**Items**

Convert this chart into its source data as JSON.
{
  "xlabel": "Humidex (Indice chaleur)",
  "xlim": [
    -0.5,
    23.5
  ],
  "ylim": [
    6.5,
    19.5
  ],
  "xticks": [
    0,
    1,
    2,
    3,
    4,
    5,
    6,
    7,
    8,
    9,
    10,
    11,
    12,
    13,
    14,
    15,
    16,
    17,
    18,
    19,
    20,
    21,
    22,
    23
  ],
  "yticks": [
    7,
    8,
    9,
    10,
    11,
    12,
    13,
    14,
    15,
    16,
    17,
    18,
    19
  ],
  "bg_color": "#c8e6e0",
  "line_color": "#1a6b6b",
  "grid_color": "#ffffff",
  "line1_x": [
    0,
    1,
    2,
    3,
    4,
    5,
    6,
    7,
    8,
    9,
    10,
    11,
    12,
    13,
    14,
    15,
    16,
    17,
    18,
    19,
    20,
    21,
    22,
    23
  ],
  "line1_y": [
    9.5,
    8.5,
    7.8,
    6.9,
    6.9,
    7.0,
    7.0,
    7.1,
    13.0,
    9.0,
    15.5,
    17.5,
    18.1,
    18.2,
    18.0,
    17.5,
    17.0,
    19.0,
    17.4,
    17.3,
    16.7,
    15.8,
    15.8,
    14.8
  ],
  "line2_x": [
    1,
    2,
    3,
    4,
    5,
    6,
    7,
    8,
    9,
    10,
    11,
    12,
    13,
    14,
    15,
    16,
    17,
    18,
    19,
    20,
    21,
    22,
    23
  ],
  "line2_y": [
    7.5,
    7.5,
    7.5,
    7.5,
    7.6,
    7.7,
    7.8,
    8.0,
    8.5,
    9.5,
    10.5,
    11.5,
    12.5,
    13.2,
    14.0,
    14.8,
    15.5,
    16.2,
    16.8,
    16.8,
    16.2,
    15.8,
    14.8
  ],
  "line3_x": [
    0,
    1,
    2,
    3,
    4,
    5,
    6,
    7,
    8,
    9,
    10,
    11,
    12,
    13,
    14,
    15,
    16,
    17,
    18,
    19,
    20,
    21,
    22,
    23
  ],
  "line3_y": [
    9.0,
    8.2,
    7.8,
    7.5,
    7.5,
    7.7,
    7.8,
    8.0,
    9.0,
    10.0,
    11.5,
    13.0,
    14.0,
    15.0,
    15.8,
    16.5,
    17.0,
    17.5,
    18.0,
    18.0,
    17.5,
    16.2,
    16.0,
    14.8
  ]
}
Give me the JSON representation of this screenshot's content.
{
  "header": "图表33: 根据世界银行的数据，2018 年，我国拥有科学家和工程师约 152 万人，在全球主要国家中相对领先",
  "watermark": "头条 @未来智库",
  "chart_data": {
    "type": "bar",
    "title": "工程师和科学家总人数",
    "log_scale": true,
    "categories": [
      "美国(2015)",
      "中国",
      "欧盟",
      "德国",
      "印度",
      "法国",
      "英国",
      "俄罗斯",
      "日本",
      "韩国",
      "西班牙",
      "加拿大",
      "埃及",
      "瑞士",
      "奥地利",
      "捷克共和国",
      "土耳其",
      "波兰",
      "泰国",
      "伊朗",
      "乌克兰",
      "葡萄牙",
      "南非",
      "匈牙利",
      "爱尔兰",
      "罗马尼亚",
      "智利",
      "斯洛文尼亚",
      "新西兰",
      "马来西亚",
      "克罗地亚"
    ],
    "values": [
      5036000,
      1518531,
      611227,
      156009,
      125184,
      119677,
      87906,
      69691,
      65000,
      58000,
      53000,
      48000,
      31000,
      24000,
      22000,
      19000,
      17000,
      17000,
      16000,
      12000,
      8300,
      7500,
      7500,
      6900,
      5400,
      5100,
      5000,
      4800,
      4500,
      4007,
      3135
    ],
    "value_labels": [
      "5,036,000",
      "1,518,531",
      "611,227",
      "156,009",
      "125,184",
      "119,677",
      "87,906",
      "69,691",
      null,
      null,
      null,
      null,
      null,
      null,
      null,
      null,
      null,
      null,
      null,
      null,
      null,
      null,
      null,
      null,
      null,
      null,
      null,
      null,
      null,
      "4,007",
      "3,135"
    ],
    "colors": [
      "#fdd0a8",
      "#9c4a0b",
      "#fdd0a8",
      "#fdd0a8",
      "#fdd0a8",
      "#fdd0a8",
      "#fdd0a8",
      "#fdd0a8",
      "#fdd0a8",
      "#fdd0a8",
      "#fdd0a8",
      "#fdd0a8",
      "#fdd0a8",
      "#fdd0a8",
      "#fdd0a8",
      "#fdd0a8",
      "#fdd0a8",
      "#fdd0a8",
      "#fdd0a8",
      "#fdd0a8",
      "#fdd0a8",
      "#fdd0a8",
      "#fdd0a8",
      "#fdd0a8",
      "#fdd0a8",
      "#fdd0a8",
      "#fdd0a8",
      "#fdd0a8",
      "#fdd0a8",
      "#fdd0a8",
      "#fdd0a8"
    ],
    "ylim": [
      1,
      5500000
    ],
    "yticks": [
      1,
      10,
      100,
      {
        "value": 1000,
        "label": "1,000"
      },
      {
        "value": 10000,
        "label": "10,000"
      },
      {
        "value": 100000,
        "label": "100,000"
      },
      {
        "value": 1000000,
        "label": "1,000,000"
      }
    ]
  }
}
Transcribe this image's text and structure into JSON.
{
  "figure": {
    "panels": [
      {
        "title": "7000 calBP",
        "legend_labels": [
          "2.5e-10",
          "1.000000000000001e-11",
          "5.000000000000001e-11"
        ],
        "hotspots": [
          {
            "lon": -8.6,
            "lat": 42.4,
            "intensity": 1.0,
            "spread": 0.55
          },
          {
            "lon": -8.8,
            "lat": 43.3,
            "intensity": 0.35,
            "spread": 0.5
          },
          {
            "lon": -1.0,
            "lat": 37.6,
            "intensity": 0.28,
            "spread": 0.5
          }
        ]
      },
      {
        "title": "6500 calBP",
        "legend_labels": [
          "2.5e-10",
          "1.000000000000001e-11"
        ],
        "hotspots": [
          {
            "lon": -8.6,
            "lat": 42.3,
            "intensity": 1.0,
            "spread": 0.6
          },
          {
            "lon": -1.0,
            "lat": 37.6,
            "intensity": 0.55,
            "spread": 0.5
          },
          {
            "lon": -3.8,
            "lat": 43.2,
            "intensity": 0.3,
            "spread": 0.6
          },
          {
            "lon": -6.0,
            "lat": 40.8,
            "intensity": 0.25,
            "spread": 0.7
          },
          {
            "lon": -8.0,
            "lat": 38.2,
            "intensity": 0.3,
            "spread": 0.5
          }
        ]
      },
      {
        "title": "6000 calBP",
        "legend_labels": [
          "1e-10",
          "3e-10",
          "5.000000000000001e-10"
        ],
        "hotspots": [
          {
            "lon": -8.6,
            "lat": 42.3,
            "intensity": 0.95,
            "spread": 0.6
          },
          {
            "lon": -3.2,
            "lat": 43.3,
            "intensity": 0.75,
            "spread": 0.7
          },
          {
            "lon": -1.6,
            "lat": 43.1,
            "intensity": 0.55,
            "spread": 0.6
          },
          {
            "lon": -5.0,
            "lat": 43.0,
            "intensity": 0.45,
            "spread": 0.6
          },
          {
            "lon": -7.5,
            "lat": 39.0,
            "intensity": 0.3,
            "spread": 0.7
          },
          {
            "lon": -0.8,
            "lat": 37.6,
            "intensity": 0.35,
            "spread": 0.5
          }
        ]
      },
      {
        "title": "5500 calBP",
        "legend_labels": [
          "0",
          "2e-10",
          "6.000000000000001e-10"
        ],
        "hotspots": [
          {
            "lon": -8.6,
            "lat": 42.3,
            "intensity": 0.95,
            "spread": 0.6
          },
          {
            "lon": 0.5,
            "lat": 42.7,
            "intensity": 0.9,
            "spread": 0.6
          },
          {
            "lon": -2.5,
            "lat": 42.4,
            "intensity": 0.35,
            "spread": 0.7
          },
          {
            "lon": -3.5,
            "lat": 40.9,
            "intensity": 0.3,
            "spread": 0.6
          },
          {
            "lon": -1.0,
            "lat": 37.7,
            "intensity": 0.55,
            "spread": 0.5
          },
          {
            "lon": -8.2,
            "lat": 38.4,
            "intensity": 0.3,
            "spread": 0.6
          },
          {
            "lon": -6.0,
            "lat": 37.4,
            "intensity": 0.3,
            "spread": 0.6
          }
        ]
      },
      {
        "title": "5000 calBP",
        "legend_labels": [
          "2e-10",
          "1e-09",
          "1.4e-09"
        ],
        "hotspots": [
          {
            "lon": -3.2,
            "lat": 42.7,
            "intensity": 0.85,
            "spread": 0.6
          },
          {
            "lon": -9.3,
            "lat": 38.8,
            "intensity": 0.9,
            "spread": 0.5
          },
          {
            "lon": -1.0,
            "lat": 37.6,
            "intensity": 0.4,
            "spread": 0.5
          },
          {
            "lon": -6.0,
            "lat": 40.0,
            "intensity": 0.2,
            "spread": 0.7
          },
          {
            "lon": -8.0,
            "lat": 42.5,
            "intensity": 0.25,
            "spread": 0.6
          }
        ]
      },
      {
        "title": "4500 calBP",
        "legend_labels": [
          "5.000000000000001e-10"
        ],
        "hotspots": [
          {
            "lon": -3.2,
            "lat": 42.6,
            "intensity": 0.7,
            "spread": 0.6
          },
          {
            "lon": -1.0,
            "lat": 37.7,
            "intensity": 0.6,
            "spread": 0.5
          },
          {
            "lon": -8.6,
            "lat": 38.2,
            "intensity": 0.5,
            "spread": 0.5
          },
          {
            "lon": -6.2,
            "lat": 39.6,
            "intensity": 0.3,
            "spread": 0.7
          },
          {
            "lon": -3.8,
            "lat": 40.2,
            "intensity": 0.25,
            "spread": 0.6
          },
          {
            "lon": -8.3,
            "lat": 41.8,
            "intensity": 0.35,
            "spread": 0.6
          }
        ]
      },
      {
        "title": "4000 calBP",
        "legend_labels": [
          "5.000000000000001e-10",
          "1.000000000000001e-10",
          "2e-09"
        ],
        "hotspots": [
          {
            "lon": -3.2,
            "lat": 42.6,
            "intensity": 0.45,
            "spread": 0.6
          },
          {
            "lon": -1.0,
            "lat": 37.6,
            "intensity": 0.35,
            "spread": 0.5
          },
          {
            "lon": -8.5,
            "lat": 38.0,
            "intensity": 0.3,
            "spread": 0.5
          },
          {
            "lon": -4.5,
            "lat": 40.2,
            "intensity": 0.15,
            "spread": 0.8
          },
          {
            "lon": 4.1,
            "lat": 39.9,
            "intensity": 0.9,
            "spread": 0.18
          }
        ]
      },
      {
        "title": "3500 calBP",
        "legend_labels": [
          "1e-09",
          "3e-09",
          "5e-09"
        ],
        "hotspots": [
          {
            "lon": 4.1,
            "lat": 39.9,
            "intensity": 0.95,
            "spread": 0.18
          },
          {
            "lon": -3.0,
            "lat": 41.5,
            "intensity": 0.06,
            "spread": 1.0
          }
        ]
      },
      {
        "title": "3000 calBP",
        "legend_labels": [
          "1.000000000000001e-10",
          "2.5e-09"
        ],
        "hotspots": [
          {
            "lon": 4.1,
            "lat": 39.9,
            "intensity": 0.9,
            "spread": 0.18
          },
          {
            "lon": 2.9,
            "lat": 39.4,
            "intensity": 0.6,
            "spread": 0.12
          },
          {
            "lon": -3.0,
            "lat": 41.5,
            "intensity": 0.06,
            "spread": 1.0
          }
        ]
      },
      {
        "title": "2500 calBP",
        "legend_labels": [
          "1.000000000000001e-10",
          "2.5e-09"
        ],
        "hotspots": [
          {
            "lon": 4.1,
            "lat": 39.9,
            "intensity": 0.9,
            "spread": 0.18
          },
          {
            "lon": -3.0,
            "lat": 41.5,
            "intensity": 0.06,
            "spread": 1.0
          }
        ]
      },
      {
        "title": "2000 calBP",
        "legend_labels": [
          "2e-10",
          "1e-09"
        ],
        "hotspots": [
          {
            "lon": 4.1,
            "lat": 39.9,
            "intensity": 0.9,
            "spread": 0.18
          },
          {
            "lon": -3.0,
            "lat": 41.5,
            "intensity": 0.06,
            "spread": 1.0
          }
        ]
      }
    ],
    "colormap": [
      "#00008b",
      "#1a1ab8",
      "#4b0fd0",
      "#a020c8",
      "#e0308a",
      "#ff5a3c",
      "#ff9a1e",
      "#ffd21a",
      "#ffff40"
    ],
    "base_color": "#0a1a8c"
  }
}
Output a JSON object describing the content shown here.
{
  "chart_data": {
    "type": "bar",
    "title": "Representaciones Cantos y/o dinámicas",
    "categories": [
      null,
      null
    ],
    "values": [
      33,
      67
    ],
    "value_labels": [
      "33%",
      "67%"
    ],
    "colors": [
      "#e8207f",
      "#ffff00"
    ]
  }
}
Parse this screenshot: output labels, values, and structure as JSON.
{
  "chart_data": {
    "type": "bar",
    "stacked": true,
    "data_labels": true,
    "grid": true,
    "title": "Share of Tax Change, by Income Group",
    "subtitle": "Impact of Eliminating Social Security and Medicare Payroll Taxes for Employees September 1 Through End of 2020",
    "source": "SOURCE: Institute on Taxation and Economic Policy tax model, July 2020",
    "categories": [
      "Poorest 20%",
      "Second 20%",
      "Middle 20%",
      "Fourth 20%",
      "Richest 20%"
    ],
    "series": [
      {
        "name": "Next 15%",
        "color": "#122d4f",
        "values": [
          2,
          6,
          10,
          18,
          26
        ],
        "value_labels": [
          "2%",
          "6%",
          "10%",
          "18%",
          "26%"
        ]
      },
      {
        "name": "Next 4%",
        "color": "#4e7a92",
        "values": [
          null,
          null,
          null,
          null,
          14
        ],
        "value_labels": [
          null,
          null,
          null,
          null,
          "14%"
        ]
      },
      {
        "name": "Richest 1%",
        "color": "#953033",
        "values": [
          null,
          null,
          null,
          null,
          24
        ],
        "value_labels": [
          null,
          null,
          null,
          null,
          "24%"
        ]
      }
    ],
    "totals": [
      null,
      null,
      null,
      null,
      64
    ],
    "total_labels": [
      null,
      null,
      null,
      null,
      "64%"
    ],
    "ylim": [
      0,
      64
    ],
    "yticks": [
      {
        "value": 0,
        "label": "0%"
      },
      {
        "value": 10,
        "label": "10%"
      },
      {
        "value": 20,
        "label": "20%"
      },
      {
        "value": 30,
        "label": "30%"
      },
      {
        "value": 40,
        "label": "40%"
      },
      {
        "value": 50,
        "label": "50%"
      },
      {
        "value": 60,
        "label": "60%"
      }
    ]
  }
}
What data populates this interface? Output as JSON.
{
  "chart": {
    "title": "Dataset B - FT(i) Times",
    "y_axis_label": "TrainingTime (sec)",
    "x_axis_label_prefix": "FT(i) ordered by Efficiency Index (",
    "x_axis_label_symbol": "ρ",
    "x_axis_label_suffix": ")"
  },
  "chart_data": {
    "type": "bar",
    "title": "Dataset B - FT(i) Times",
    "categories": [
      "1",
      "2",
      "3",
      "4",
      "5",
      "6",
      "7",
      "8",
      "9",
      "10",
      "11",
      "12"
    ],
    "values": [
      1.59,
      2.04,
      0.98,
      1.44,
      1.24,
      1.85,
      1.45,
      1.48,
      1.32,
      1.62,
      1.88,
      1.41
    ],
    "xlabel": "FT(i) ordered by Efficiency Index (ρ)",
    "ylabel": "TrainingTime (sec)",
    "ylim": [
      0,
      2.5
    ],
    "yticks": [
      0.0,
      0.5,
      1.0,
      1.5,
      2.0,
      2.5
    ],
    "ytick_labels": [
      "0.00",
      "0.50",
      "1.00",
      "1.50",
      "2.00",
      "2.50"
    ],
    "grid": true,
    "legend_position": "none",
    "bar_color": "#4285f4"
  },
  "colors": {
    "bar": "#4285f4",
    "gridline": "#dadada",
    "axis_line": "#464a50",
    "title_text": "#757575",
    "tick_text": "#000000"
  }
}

**Goal**
Gather each line from the listing above that holds "content".

**Response below**
Give me the JSON representation of this screenshot's content.
Output a JSON object describing the content shown here.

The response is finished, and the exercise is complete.